§ **Given task**:
Your task is to copy every line of the records below that contains "root".
-------- Data for processing
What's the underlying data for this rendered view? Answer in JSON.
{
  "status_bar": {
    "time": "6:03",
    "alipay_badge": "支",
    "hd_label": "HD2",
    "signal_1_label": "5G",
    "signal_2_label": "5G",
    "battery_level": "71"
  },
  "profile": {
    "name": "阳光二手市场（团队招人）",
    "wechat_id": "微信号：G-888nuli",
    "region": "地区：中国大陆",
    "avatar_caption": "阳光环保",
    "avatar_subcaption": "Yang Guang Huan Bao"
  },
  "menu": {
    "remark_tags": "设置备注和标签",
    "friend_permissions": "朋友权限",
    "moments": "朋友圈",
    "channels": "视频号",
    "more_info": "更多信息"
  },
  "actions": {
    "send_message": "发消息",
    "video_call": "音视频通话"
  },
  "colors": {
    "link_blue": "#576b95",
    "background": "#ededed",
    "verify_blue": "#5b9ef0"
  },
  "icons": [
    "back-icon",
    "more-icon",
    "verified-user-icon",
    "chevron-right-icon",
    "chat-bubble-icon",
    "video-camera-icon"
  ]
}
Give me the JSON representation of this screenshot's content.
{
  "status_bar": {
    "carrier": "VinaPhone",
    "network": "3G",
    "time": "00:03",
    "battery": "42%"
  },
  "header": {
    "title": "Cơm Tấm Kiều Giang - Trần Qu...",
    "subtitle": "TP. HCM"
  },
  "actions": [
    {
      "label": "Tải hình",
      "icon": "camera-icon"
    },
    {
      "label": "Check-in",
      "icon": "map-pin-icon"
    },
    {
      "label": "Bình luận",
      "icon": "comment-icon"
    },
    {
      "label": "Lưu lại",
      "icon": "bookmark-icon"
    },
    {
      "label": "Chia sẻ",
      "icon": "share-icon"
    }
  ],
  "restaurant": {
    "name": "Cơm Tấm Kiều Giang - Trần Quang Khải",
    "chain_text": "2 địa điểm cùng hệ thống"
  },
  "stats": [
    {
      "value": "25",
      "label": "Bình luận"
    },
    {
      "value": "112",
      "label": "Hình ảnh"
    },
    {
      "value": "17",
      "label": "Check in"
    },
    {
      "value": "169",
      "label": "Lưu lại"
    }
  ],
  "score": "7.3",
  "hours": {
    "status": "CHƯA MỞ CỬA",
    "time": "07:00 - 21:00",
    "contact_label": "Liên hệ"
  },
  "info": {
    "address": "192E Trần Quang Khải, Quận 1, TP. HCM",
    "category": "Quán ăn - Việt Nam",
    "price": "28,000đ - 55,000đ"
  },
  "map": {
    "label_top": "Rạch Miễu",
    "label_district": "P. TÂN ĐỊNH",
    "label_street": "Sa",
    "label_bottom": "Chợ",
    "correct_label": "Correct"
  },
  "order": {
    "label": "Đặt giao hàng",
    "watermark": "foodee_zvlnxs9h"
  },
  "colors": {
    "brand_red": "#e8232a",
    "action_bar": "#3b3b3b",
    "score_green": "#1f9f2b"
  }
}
----------------
-------- Data for processing
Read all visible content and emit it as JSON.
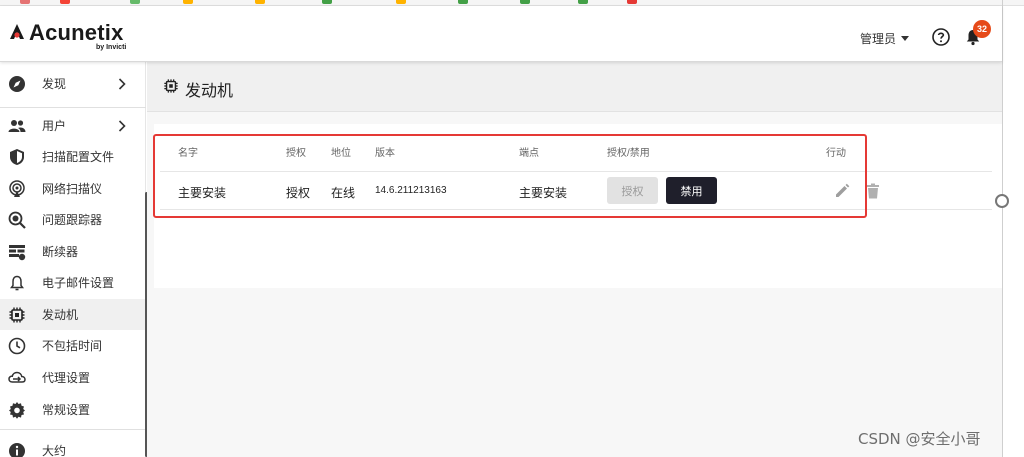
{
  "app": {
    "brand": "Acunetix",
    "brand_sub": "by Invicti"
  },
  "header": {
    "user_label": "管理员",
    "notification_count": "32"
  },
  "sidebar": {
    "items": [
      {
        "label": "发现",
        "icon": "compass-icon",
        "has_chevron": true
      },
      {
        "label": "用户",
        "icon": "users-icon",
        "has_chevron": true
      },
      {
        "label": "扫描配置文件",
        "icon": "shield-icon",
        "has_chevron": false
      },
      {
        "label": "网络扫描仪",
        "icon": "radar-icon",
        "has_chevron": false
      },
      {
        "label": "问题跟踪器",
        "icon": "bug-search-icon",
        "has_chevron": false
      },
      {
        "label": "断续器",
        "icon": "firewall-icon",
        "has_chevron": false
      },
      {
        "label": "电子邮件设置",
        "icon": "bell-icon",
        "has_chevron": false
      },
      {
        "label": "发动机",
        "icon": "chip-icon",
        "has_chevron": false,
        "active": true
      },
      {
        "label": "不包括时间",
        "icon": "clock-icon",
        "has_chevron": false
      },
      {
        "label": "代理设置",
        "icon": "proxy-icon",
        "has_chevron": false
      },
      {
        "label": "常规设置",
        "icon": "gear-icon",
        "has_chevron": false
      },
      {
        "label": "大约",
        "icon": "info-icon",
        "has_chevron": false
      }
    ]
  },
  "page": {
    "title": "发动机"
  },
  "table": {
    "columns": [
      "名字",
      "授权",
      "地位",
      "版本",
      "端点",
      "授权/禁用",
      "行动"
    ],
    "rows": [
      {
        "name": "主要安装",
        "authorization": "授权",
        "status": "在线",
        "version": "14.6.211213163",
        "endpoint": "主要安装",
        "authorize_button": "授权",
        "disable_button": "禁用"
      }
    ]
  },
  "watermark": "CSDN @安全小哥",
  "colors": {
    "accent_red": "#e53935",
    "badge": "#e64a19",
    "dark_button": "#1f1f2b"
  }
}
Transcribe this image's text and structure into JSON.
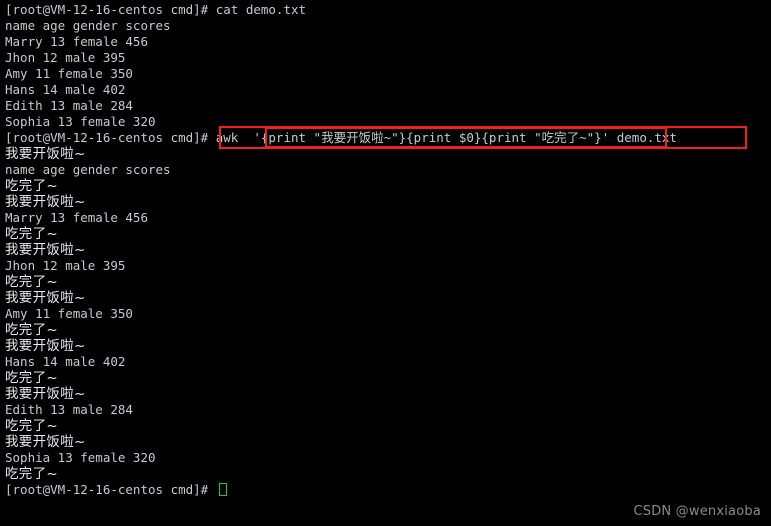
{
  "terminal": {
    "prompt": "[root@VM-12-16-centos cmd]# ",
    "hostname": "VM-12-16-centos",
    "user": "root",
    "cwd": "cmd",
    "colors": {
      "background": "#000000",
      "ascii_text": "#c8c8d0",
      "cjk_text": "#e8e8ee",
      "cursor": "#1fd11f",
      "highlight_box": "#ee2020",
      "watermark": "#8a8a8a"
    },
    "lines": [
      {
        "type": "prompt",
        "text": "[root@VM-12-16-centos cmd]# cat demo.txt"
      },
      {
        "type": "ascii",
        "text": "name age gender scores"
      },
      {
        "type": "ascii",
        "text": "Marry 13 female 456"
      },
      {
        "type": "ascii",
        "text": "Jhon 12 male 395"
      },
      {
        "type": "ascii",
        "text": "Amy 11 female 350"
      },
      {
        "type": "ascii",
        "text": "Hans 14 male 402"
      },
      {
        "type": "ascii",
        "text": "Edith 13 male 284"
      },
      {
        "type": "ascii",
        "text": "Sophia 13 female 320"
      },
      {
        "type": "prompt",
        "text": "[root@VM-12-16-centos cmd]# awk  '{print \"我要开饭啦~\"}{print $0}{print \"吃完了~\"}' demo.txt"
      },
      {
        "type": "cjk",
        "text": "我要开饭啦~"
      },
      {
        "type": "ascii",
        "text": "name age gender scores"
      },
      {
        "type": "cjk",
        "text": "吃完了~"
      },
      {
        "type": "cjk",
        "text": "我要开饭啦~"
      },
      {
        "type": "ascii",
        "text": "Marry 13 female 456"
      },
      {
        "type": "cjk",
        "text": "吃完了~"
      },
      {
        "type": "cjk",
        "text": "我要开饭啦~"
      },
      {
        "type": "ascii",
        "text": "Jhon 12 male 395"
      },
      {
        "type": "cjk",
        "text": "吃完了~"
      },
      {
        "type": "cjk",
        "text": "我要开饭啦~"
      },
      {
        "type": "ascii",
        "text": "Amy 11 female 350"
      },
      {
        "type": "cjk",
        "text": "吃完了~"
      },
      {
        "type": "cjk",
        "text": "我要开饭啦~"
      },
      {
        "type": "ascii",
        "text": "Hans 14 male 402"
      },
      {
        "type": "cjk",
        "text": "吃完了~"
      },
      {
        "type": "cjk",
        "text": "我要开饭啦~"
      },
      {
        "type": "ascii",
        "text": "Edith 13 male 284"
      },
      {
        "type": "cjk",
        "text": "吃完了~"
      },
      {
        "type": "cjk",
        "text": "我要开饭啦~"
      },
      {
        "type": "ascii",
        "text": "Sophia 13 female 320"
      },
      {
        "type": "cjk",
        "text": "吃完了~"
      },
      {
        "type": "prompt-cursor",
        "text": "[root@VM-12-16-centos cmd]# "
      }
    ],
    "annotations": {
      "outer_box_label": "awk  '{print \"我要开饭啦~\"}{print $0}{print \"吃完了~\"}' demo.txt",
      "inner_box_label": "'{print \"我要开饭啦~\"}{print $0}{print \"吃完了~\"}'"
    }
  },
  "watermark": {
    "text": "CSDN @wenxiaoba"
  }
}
----------------
-------- Data for processing
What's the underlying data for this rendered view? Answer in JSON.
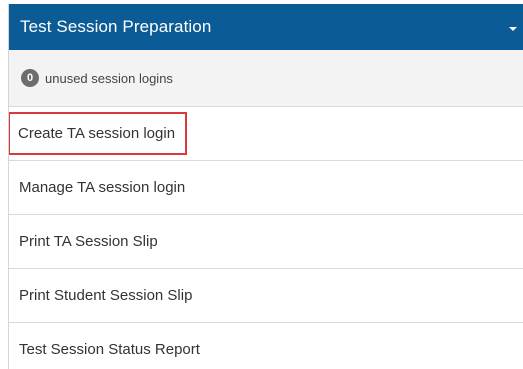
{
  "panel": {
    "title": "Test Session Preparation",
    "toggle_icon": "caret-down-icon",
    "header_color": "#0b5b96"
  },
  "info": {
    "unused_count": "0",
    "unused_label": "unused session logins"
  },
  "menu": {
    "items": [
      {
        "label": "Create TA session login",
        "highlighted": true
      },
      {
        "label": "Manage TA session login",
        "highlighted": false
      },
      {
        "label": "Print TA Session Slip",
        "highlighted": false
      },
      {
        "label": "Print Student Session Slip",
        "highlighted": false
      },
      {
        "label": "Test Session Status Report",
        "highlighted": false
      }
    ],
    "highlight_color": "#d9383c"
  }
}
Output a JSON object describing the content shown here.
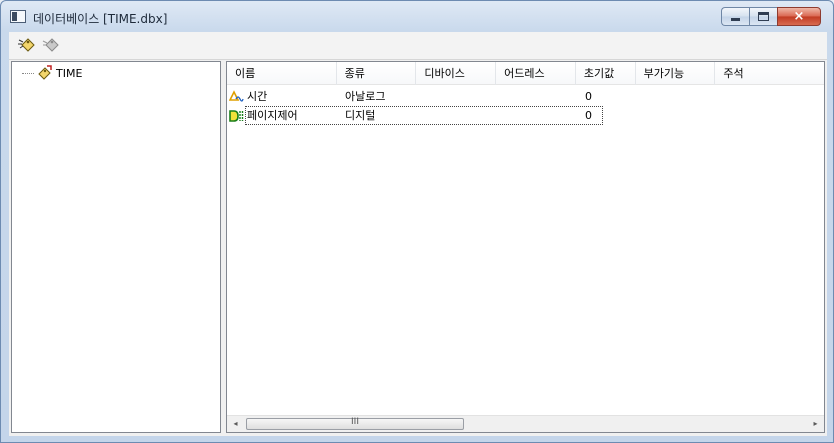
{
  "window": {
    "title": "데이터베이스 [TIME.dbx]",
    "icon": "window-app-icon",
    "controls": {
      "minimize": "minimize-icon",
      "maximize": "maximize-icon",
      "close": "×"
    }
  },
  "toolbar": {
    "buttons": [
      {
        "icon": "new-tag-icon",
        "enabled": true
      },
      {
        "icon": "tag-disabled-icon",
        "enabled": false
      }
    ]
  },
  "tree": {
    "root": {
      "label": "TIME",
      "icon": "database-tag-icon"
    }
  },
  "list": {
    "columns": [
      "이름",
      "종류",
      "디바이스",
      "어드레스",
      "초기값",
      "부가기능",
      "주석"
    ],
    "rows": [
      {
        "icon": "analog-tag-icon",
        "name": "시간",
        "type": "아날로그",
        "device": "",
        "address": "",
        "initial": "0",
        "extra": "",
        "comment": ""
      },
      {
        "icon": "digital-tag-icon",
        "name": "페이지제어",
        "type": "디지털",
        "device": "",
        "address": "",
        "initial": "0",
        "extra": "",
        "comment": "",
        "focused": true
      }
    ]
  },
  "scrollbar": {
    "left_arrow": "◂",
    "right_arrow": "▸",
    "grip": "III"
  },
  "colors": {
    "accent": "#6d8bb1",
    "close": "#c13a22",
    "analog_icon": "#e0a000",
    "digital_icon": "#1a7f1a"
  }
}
----------------
§ **Answer to this task**:
    "prompt": "[root@VM-12-16-centos cmd]# ",
    "user": "root",
        "text": "[root@VM-12-16-centos cmd]# cat demo.txt"
        "text": "[root@VM-12-16-centos cmd]# awk  '{print \"我要开饭啦~\"}{print $0}{print \"吃完了~\"}' demo.txt"
        "text": "[root@VM-12-16-centos cmd]# "
    "root": {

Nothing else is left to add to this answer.